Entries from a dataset

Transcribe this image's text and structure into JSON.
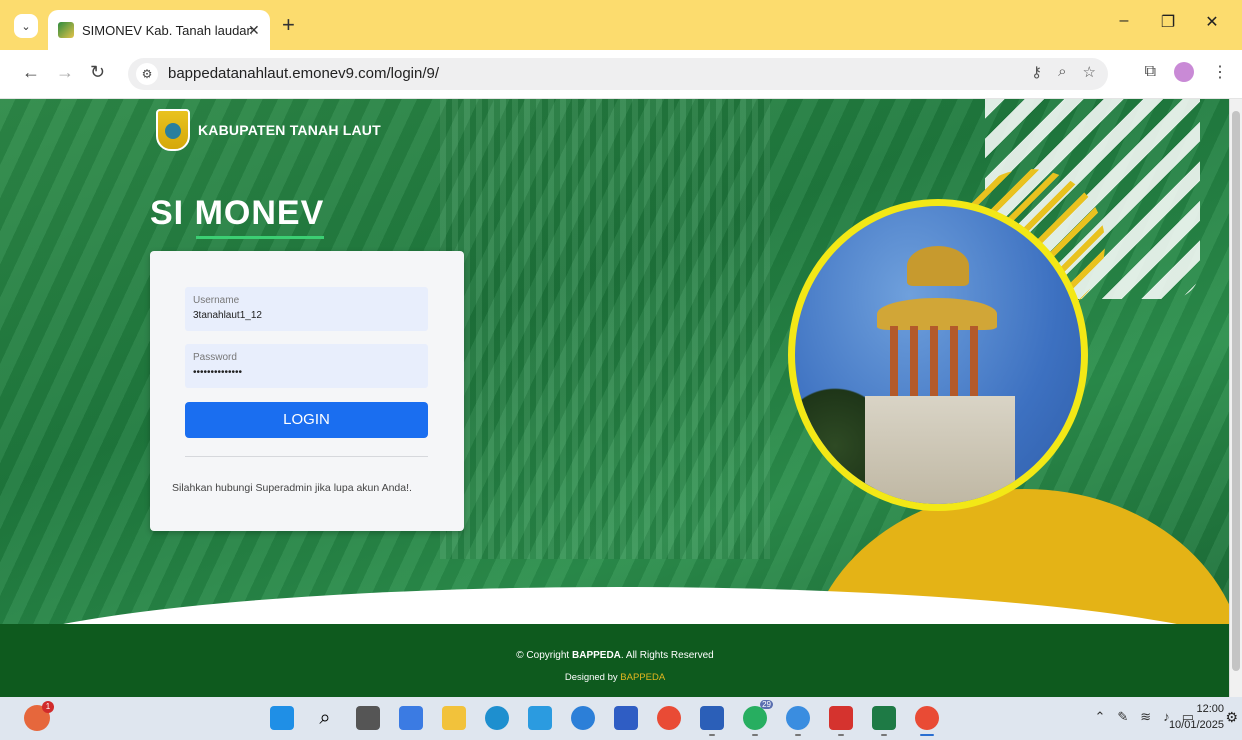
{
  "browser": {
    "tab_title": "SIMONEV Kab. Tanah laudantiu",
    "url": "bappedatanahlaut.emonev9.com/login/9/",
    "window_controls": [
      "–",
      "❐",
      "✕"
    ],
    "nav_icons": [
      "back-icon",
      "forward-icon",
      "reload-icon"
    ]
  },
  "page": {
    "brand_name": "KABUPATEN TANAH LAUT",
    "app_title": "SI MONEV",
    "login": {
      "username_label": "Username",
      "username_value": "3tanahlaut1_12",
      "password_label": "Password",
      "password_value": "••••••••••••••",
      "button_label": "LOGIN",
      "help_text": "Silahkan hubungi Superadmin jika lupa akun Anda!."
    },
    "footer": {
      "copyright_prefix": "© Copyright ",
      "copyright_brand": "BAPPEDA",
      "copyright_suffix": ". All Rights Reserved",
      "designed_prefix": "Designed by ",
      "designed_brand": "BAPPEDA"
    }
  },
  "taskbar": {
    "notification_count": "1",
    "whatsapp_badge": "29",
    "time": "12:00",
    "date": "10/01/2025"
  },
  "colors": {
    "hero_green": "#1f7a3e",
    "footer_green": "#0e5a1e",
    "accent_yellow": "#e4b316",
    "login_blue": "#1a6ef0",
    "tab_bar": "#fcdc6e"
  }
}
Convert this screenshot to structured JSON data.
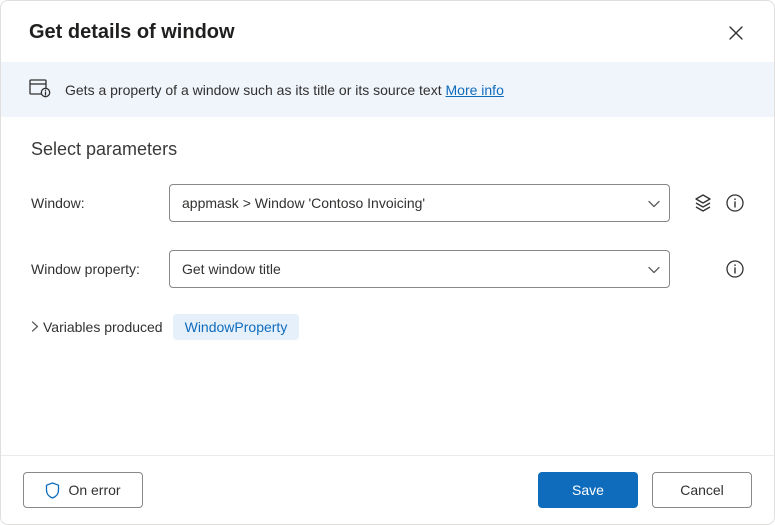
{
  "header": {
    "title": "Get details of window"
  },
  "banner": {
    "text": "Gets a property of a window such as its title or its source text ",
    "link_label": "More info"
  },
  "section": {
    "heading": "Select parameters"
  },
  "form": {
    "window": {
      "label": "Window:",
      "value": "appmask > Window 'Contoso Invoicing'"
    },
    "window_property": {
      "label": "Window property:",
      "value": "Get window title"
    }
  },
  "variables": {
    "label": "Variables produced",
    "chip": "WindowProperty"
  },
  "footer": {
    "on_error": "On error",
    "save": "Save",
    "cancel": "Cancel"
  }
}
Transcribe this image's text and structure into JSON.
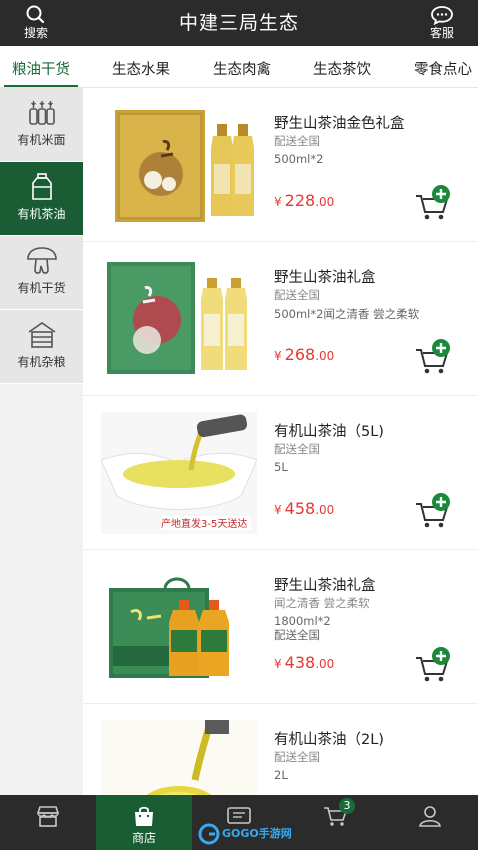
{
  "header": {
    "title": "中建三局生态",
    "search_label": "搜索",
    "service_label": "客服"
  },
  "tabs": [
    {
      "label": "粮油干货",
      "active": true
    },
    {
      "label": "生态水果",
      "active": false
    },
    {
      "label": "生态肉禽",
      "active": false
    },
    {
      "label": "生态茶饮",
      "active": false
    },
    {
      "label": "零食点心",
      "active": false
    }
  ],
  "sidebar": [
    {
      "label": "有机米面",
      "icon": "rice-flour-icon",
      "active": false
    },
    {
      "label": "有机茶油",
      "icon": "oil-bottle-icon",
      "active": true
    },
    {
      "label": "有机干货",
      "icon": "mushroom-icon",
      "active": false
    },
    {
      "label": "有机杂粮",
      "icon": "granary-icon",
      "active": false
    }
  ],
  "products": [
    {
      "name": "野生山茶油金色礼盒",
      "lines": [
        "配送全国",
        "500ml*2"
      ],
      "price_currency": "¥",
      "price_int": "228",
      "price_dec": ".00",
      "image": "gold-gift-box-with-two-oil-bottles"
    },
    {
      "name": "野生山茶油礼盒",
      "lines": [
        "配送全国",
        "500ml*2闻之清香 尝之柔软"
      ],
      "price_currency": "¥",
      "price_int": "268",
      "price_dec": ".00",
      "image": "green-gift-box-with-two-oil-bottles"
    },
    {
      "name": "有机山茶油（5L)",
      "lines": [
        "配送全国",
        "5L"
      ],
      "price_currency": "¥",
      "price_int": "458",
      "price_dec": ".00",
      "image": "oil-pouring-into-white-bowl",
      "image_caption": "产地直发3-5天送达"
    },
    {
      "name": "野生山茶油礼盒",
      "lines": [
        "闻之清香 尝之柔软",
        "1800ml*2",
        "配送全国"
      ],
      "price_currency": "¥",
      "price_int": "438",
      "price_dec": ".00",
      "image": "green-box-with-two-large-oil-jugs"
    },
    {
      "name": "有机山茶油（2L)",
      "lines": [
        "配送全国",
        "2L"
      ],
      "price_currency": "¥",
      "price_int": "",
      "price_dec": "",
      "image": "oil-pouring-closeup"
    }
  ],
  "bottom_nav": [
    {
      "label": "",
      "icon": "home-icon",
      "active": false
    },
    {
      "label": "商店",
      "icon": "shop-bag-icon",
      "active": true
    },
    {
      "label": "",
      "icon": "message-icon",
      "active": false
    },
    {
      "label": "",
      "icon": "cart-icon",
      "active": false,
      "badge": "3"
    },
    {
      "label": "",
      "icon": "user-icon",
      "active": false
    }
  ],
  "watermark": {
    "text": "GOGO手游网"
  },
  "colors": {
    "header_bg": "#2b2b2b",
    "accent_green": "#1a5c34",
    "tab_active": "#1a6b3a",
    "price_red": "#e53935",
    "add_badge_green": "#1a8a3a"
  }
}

---

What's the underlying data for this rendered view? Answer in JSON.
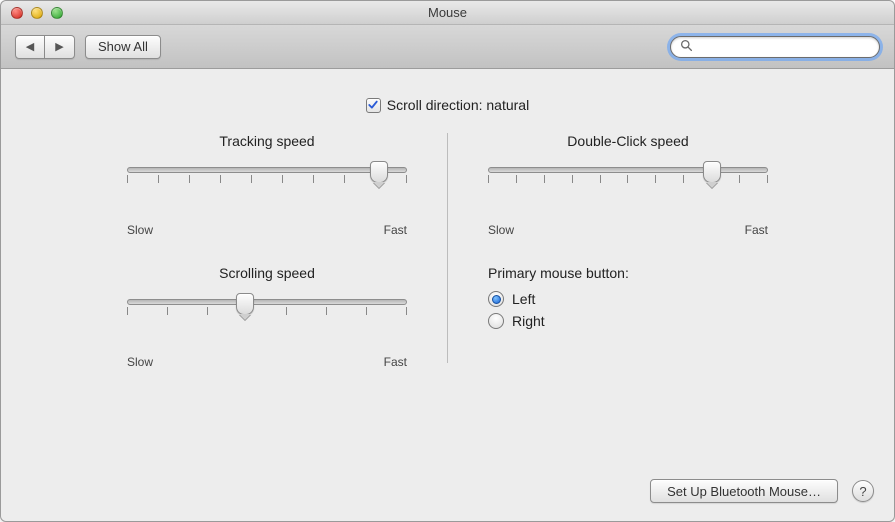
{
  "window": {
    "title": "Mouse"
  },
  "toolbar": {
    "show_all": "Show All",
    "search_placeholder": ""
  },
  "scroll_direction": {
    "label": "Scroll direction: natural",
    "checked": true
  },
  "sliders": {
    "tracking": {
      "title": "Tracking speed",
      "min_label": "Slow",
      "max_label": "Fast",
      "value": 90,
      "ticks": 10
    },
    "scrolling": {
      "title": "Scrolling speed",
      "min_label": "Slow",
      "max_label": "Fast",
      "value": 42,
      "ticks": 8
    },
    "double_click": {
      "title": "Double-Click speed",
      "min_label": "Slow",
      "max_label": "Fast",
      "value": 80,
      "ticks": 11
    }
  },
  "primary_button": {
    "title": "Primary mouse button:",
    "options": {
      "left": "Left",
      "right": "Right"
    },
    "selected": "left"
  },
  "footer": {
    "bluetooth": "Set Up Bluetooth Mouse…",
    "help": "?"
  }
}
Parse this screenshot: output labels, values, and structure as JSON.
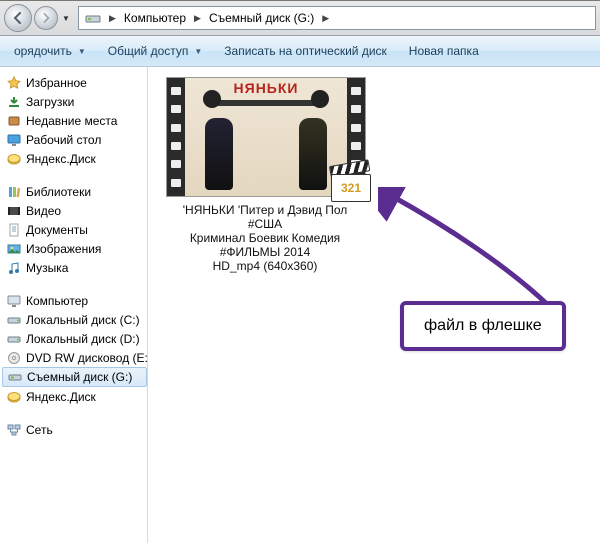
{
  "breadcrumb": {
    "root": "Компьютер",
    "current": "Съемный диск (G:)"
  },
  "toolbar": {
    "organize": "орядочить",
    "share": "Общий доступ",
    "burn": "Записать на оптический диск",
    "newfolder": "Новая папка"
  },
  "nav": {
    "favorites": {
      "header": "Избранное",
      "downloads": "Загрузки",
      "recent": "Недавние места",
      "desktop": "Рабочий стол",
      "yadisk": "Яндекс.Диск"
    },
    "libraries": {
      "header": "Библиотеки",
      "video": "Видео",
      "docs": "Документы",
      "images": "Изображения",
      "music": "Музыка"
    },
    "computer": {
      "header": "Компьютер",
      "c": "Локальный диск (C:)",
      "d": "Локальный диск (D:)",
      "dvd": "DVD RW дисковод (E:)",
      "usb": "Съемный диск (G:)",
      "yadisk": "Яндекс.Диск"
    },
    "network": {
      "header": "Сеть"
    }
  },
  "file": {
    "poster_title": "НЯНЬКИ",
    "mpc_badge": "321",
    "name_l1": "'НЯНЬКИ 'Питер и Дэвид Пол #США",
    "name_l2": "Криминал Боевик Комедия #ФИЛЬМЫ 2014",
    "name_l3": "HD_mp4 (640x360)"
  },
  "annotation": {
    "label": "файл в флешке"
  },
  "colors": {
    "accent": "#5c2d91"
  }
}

--

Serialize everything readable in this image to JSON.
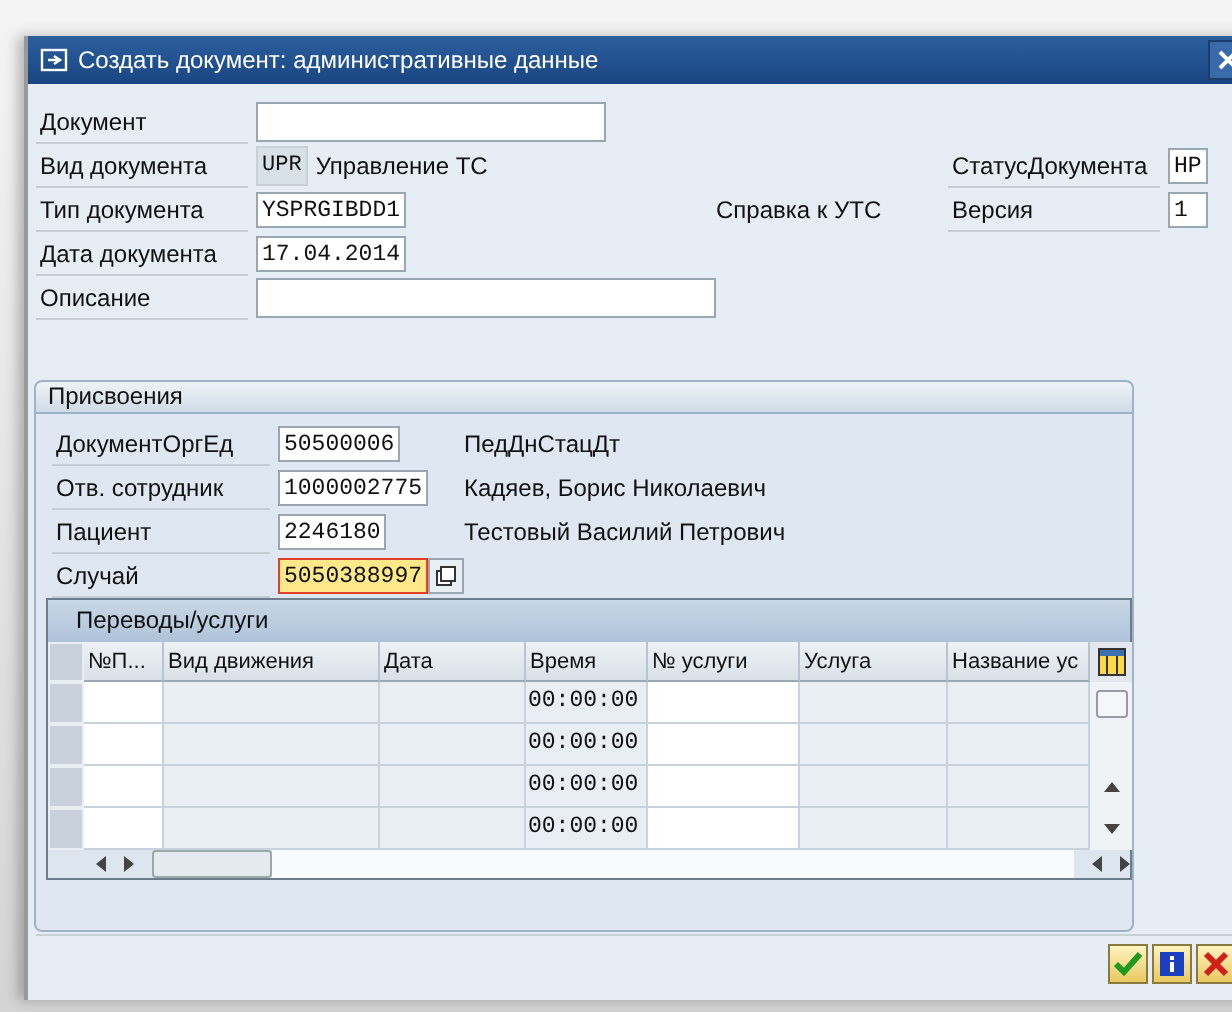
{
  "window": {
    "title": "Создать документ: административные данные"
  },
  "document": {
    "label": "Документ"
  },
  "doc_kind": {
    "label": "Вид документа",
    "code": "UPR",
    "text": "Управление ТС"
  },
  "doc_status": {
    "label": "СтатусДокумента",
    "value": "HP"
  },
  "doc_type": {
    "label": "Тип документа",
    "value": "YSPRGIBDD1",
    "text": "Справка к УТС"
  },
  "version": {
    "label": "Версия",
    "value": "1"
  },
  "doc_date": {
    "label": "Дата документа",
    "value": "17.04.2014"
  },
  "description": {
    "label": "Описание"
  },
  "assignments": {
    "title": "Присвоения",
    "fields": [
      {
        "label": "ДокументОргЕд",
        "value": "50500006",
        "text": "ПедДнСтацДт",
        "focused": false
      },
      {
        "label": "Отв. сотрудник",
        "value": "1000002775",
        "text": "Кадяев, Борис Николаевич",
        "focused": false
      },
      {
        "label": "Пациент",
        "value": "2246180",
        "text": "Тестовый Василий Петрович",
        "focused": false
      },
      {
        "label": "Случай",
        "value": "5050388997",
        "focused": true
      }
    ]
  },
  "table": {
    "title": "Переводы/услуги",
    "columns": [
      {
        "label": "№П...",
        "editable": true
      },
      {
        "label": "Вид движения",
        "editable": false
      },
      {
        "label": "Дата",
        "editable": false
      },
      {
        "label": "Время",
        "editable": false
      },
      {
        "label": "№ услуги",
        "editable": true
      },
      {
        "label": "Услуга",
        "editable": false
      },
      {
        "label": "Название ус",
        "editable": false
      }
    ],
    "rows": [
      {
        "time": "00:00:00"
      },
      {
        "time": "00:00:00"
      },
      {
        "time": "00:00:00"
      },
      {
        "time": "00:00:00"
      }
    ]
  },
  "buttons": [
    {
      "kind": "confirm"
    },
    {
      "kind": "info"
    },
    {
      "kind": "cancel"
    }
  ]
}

> Challenge:
Only the number is wanted: how many lines of these entries contain the string "bottles"?

> Expected answer:
2